# WHAT YOU NEED TO DO
Return each line of the data below verbatim; pictures are to be left out.
'''
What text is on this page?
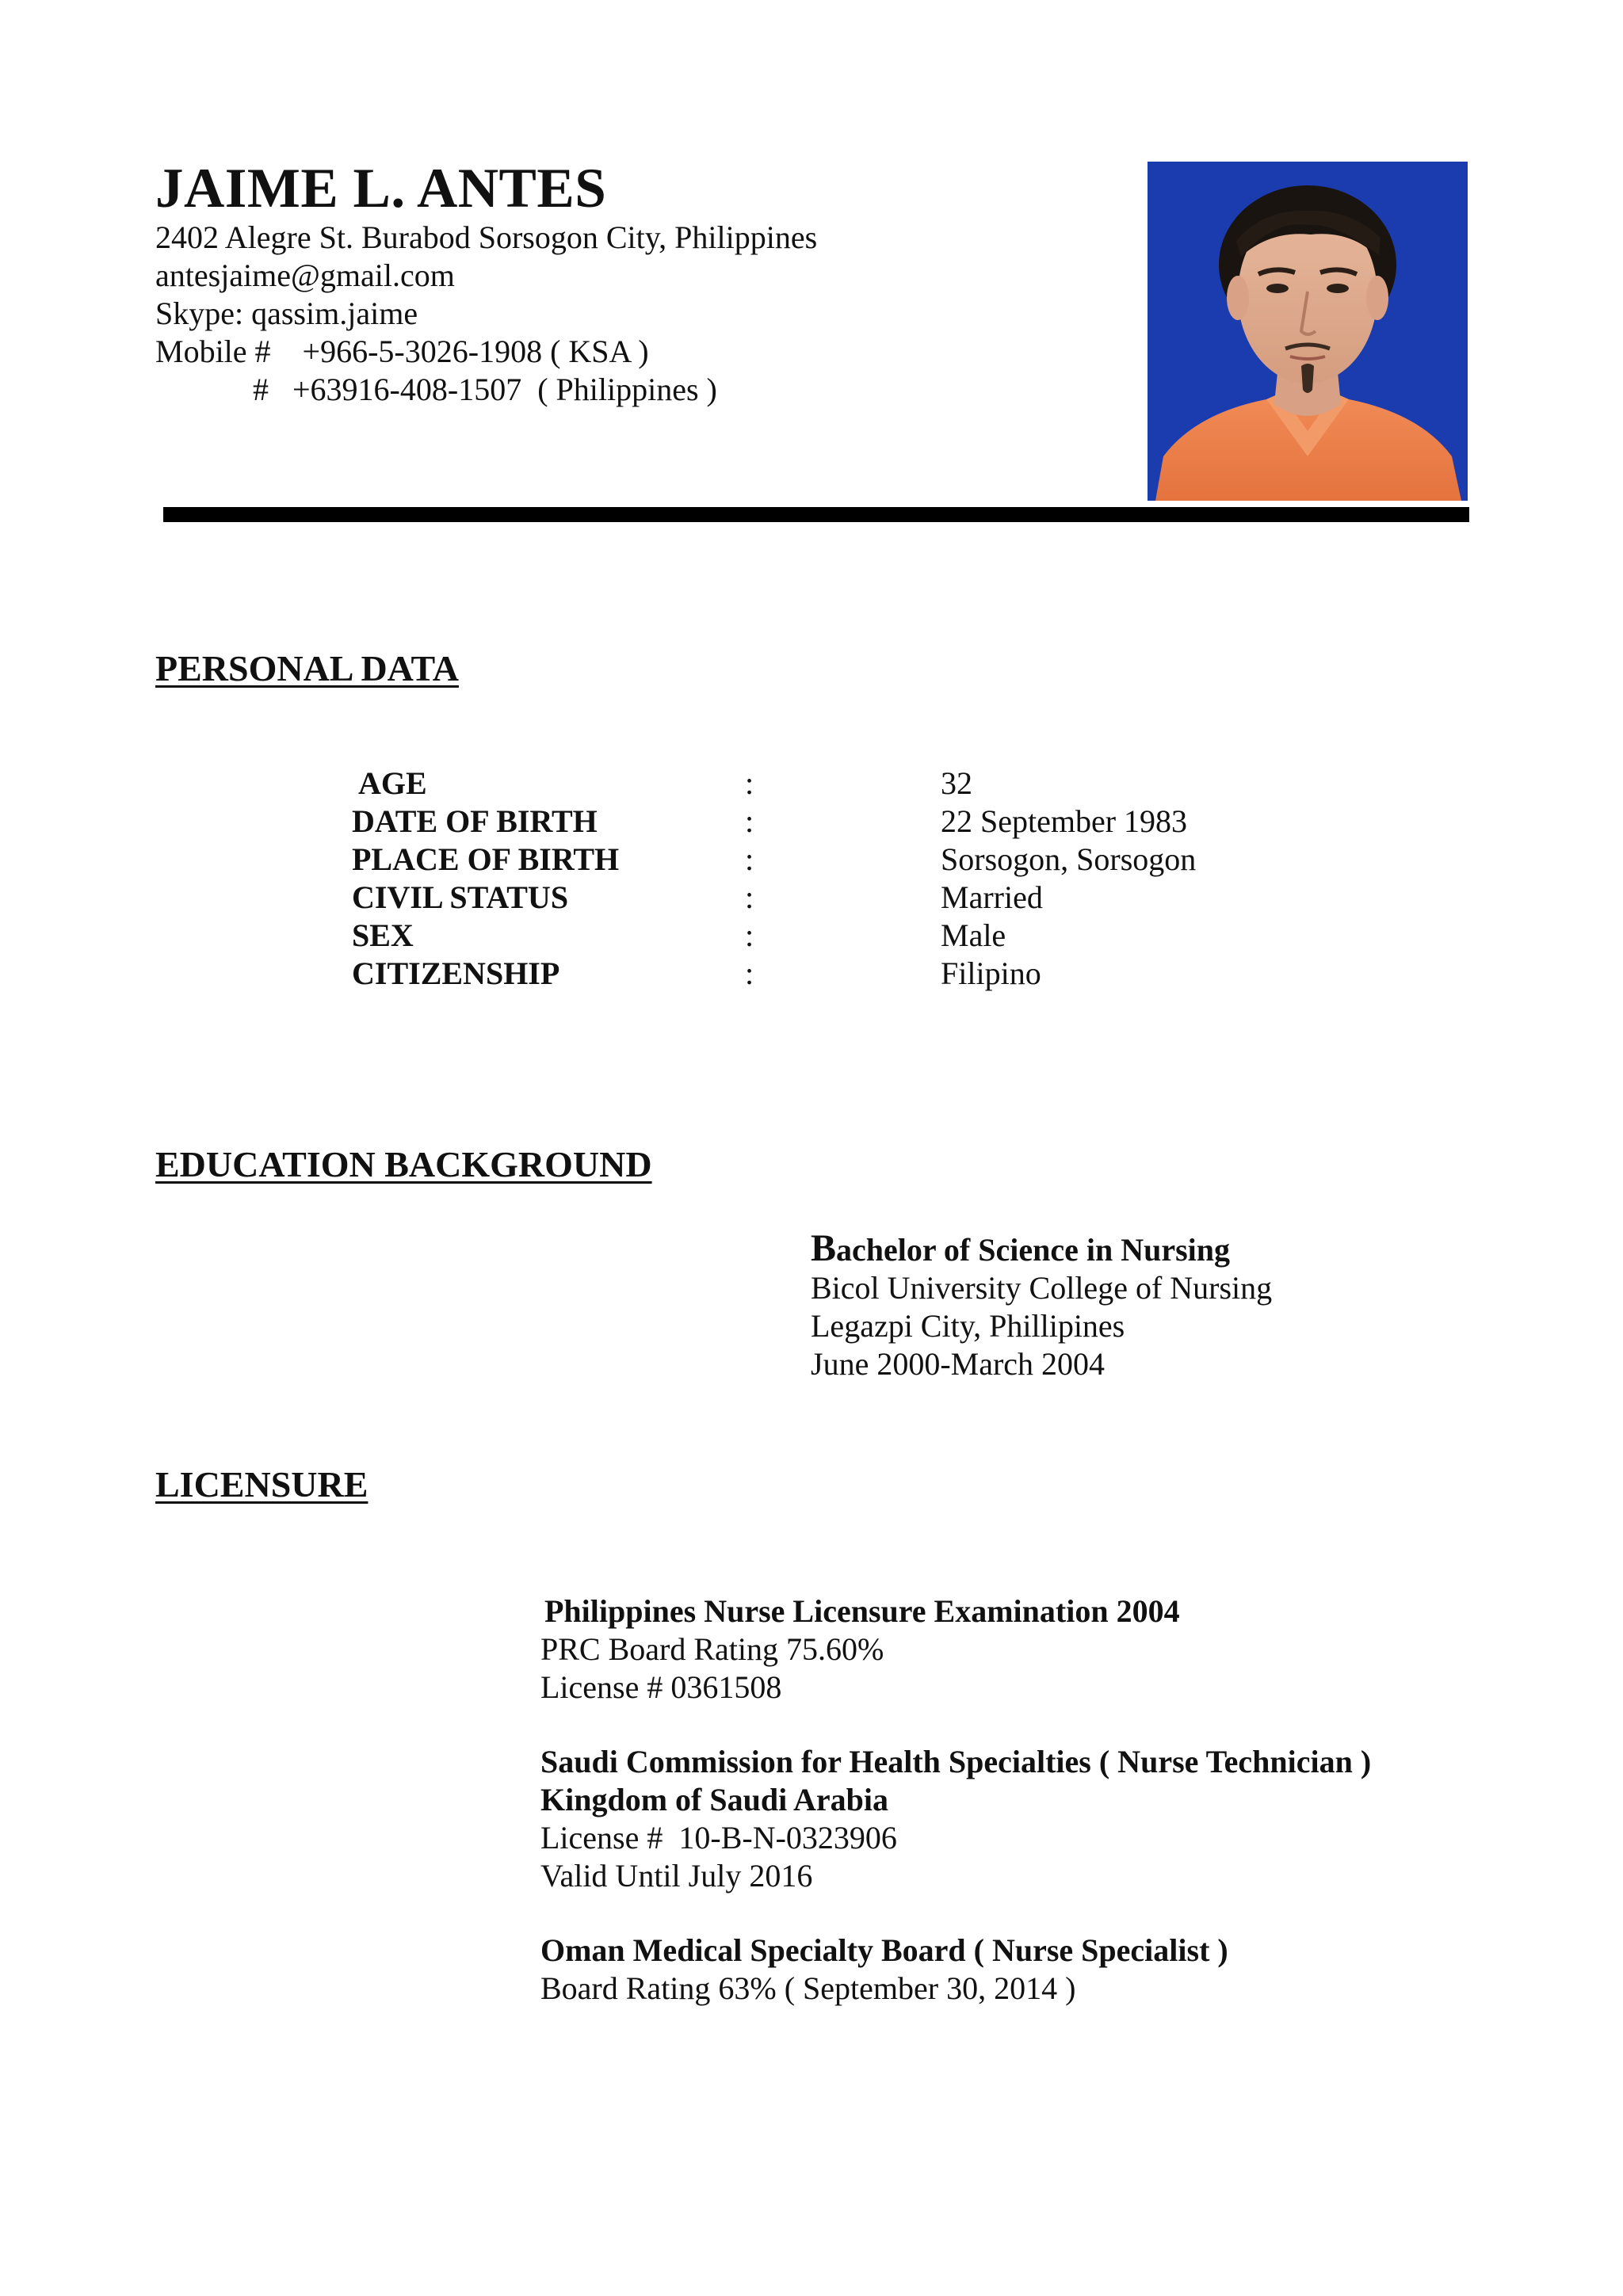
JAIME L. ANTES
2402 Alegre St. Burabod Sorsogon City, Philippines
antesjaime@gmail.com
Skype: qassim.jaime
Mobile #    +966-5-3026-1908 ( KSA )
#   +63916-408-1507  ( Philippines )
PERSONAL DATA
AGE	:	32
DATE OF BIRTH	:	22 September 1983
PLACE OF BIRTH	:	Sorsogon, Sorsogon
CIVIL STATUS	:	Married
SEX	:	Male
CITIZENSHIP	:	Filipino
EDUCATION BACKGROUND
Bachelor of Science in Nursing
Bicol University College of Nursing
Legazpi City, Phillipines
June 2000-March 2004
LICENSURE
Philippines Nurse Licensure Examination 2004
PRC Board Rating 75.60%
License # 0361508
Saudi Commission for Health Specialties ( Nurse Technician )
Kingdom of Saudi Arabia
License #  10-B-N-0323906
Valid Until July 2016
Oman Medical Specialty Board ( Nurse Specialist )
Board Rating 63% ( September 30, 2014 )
'''
# SOLUTION FOR THIS PROBLEM
What text is on this page?
JAIME L. ANTES
2402 Alegre St. Burabod Sorsogon City, Philippines
antesjaime@gmail.com
Skype: qassim.jaime
Mobile #    +966-5-3026-1908 ( KSA )
#   +63916-408-1507  ( Philippines )
PERSONAL DATA
AGE	:	32
DATE OF BIRTH	:	22 September 1983
PLACE OF BIRTH	:	Sorsogon, Sorsogon
CIVIL STATUS	:	Married
SEX	:	Male
CITIZENSHIP	:	Filipino
EDUCATION BACKGROUND
Bachelor of Science in Nursing
Bicol University College of Nursing
Legazpi City, Phillipines
June 2000-March 2004
LICENSURE
Philippines Nurse Licensure Examination 2004
PRC Board Rating 75.60%
License # 0361508
Saudi Commission for Health Specialties ( Nurse Technician )
Kingdom of Saudi Arabia
License #  10-B-N-0323906
Valid Until July 2016
Oman Medical Specialty Board ( Nurse Specialist )
Board Rating 63% ( September 30, 2014 )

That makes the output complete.